Find every line below that contains the word "purposes" and copy it out.

↓

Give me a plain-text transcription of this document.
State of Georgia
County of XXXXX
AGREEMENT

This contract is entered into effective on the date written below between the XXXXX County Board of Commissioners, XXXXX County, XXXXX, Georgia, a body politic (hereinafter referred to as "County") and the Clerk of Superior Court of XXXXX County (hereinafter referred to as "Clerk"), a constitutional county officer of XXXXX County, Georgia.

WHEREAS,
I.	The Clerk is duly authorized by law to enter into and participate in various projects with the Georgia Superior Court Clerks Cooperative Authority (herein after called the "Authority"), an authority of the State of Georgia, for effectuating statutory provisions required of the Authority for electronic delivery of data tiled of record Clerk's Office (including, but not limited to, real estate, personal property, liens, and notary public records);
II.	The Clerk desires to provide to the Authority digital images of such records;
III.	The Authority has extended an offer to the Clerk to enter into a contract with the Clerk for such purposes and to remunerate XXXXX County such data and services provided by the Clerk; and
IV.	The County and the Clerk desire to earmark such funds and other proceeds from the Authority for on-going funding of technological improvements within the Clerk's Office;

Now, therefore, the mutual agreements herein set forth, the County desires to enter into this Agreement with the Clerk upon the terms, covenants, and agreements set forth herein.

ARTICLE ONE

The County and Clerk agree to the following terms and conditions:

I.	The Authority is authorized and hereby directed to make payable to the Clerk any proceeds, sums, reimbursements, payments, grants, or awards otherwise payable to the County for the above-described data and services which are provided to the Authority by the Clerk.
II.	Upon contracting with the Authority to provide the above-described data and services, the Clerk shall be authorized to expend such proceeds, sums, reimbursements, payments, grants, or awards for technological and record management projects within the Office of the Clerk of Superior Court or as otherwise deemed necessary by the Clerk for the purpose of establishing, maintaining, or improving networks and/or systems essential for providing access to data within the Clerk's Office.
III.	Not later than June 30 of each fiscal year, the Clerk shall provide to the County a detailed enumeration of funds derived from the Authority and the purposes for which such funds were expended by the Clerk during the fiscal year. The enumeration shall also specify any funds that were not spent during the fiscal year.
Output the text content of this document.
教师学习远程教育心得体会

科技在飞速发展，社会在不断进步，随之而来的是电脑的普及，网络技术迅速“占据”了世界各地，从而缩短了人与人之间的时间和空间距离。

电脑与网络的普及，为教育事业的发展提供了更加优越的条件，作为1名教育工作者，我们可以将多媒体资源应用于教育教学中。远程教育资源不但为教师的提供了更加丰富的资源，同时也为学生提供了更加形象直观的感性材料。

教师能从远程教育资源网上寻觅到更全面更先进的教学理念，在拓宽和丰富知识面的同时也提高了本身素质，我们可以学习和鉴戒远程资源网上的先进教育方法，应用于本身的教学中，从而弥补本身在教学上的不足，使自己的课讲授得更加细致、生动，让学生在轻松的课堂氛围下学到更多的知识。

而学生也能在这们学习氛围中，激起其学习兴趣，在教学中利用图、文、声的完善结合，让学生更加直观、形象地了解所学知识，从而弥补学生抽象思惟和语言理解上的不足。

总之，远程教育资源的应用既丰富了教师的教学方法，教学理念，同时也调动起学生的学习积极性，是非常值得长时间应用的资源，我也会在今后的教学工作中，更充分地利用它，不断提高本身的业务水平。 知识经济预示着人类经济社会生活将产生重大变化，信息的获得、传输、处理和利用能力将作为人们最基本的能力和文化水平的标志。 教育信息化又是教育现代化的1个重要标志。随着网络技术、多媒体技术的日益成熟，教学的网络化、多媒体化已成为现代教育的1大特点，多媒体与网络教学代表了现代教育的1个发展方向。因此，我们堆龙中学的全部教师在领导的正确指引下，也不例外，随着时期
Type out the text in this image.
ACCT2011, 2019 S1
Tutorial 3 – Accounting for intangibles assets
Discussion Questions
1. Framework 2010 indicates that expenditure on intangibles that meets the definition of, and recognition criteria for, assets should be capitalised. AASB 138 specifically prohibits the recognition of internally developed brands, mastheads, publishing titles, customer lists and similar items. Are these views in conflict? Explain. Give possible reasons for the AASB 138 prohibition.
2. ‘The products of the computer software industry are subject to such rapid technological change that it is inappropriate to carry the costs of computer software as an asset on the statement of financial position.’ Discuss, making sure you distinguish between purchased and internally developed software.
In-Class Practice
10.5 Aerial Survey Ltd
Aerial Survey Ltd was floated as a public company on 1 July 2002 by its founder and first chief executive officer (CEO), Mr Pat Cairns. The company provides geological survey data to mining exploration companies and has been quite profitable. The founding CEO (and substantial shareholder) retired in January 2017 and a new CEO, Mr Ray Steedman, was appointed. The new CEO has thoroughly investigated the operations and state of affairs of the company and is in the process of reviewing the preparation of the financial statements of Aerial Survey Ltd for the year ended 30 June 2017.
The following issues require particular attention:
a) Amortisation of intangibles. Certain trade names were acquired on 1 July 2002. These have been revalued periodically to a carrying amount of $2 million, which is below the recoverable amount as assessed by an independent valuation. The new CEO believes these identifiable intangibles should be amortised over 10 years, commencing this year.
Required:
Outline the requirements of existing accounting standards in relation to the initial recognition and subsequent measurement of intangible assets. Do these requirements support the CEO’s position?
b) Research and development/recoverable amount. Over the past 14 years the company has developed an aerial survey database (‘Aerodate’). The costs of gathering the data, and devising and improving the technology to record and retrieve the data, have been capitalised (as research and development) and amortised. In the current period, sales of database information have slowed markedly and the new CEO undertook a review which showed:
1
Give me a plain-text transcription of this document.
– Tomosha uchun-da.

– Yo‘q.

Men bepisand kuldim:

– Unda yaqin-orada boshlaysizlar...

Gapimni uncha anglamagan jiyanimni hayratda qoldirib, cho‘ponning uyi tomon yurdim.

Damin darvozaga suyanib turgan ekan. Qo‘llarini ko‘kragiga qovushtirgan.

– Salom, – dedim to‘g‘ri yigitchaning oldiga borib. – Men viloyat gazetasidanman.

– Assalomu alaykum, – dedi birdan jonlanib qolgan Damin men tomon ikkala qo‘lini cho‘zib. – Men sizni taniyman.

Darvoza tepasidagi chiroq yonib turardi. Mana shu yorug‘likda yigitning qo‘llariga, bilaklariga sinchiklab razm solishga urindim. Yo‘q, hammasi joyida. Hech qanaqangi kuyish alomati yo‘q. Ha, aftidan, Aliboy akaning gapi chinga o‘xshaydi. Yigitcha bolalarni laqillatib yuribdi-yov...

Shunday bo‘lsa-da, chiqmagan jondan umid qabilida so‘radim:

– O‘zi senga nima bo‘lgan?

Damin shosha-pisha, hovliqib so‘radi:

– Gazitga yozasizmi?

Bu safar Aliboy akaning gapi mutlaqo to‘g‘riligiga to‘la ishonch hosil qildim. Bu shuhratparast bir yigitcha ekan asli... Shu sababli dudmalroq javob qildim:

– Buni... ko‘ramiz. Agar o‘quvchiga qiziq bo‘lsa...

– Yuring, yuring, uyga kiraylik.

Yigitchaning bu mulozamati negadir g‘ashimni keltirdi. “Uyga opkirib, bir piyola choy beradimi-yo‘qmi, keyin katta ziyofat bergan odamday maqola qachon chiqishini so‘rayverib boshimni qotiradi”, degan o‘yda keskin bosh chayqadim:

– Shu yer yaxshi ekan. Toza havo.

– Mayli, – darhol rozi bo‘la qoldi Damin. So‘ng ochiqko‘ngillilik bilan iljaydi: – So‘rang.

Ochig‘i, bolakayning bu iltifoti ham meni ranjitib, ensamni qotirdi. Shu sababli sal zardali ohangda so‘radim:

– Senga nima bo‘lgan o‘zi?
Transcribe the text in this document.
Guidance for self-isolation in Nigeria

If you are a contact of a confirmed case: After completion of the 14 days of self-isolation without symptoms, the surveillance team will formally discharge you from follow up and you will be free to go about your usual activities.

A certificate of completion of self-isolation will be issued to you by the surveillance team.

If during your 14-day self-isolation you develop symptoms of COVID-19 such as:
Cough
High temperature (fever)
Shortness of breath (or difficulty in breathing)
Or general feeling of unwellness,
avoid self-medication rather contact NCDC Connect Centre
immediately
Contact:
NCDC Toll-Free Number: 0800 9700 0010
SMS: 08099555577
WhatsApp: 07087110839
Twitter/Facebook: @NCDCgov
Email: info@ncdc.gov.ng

↑

* SOLUTION
III.	The Authority has extended an offer to the Clerk to enter into a contract with the Clerk for such purposes and to remunerate XXXXX County such data and services provided by the Clerk; and
III.	Not later than June 30 of each fiscal year, the Clerk shall provide to the County a detailed enumeration of funds derived from the Authority and the purposes for which such funds were expended by the Clerk during the fiscal year. The enumeration shall also specify any funds that were not spent during the fiscal year.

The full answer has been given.